Extracted data entries

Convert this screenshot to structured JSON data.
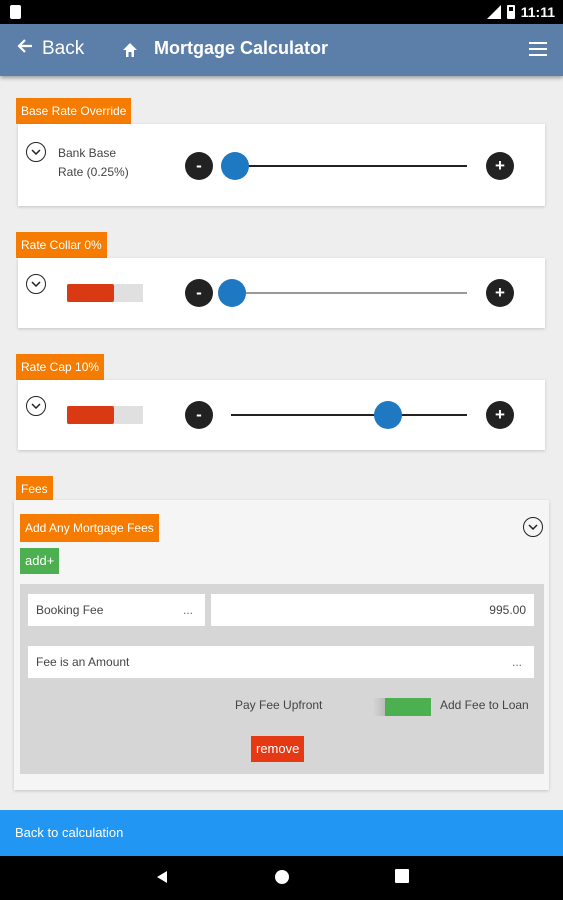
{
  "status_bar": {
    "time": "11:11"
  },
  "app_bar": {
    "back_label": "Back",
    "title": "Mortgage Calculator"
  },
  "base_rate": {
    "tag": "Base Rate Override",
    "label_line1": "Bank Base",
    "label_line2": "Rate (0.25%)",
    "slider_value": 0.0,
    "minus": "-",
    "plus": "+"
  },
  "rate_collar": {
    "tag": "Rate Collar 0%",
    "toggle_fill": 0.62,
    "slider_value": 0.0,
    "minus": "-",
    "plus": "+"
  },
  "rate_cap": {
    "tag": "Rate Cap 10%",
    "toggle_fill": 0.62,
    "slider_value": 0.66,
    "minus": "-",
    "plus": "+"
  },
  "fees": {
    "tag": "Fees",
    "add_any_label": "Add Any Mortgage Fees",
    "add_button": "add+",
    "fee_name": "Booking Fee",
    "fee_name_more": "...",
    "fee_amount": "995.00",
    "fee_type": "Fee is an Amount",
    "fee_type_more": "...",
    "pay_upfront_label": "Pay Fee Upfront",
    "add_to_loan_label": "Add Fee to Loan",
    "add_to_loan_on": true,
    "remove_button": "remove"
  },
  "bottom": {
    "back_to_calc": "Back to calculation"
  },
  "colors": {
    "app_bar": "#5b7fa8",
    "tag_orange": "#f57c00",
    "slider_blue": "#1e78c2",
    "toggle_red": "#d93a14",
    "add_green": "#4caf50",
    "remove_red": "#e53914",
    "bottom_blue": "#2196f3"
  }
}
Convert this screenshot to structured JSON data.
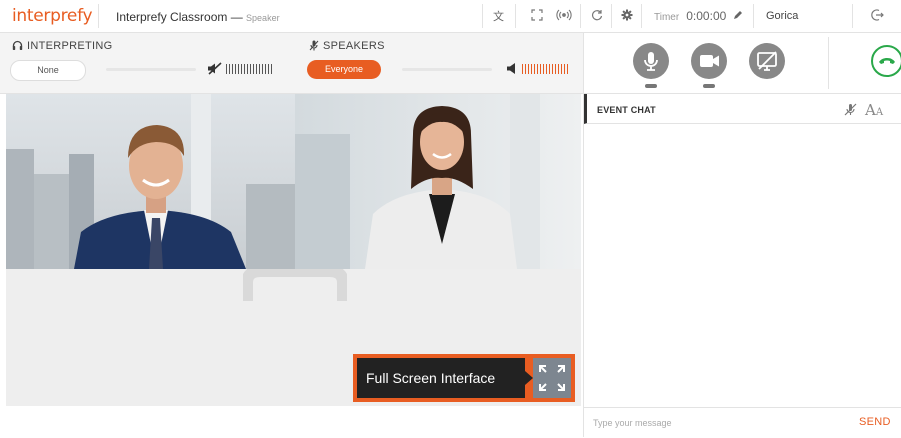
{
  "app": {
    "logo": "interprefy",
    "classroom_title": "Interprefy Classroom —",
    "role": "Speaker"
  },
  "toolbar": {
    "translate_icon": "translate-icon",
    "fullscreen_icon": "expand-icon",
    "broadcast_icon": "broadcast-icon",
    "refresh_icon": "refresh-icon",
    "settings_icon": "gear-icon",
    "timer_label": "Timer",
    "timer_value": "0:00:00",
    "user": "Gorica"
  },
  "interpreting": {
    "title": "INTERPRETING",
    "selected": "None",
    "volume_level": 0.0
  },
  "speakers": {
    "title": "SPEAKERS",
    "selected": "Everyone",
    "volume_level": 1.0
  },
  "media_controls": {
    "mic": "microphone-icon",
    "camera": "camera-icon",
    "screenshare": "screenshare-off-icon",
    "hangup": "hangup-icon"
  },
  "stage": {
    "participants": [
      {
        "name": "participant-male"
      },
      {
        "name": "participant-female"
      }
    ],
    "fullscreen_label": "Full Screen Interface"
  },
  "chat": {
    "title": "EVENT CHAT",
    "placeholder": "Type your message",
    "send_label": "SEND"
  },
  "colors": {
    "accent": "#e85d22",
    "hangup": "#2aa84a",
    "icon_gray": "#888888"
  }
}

→ **DESCRIPTION OF THE TASK**: Set down the material above as is, without any pictures.

→ **THE OUTPUT**:
Convert this screenshot to structured JSON data.
{
  "status_bar": {
    "time": "11:11"
  },
  "app_bar": {
    "back_label": "Back",
    "title": "Mortgage Calculator"
  },
  "base_rate": {
    "tag": "Base Rate Override",
    "label_line1": "Bank Base",
    "label_line2": "Rate (0.25%)",
    "slider_value": 0.0,
    "minus": "-",
    "plus": "+"
  },
  "rate_collar": {
    "tag": "Rate Collar 0%",
    "toggle_fill": 0.62,
    "slider_value": 0.0,
    "minus": "-",
    "plus": "+"
  },
  "rate_cap": {
    "tag": "Rate Cap 10%",
    "toggle_fill": 0.62,
    "slider_value": 0.66,
    "minus": "-",
    "plus": "+"
  },
  "fees": {
    "tag": "Fees",
    "add_any_label": "Add Any Mortgage Fees",
    "add_button": "add+",
    "fee_name": "Booking Fee",
    "fee_name_more": "...",
    "fee_amount": "995.00",
    "fee_type": "Fee is an Amount",
    "fee_type_more": "...",
    "pay_upfront_label": "Pay Fee Upfront",
    "add_to_loan_label": "Add Fee to Loan",
    "add_to_loan_on": true,
    "remove_button": "remove"
  },
  "bottom": {
    "back_to_calc": "Back to calculation"
  },
  "colors": {
    "app_bar": "#5b7fa8",
    "tag_orange": "#f57c00",
    "slider_blue": "#1e78c2",
    "toggle_red": "#d93a14",
    "add_green": "#4caf50",
    "remove_red": "#e53914",
    "bottom_blue": "#2196f3"
  }
}
Convert this screenshot to structured JSON data.
{
  "app": {
    "logo": "interprefy",
    "classroom_title": "Interprefy Classroom —",
    "role": "Speaker"
  },
  "toolbar": {
    "translate_icon": "translate-icon",
    "fullscreen_icon": "expand-icon",
    "broadcast_icon": "broadcast-icon",
    "refresh_icon": "refresh-icon",
    "settings_icon": "gear-icon",
    "timer_label": "Timer",
    "timer_value": "0:00:00",
    "user": "Gorica"
  },
  "interpreting": {
    "title": "INTERPRETING",
    "selected": "None",
    "volume_level": 0.0
  },
  "speakers": {
    "title": "SPEAKERS",
    "selected": "Everyone",
    "volume_level": 1.0
  },
  "media_controls": {
    "mic": "microphone-icon",
    "camera": "camera-icon",
    "screenshare": "screenshare-off-icon",
    "hangup": "hangup-icon"
  },
  "stage": {
    "participants": [
      {
        "name": "participant-male"
      },
      {
        "name": "participant-female"
      }
    ],
    "fullscreen_label": "Full Screen Interface"
  },
  "chat": {
    "title": "EVENT CHAT",
    "placeholder": "Type your message",
    "send_label": "SEND"
  },
  "colors": {
    "accent": "#e85d22",
    "hangup": "#2aa84a",
    "icon_gray": "#888888"
  }
}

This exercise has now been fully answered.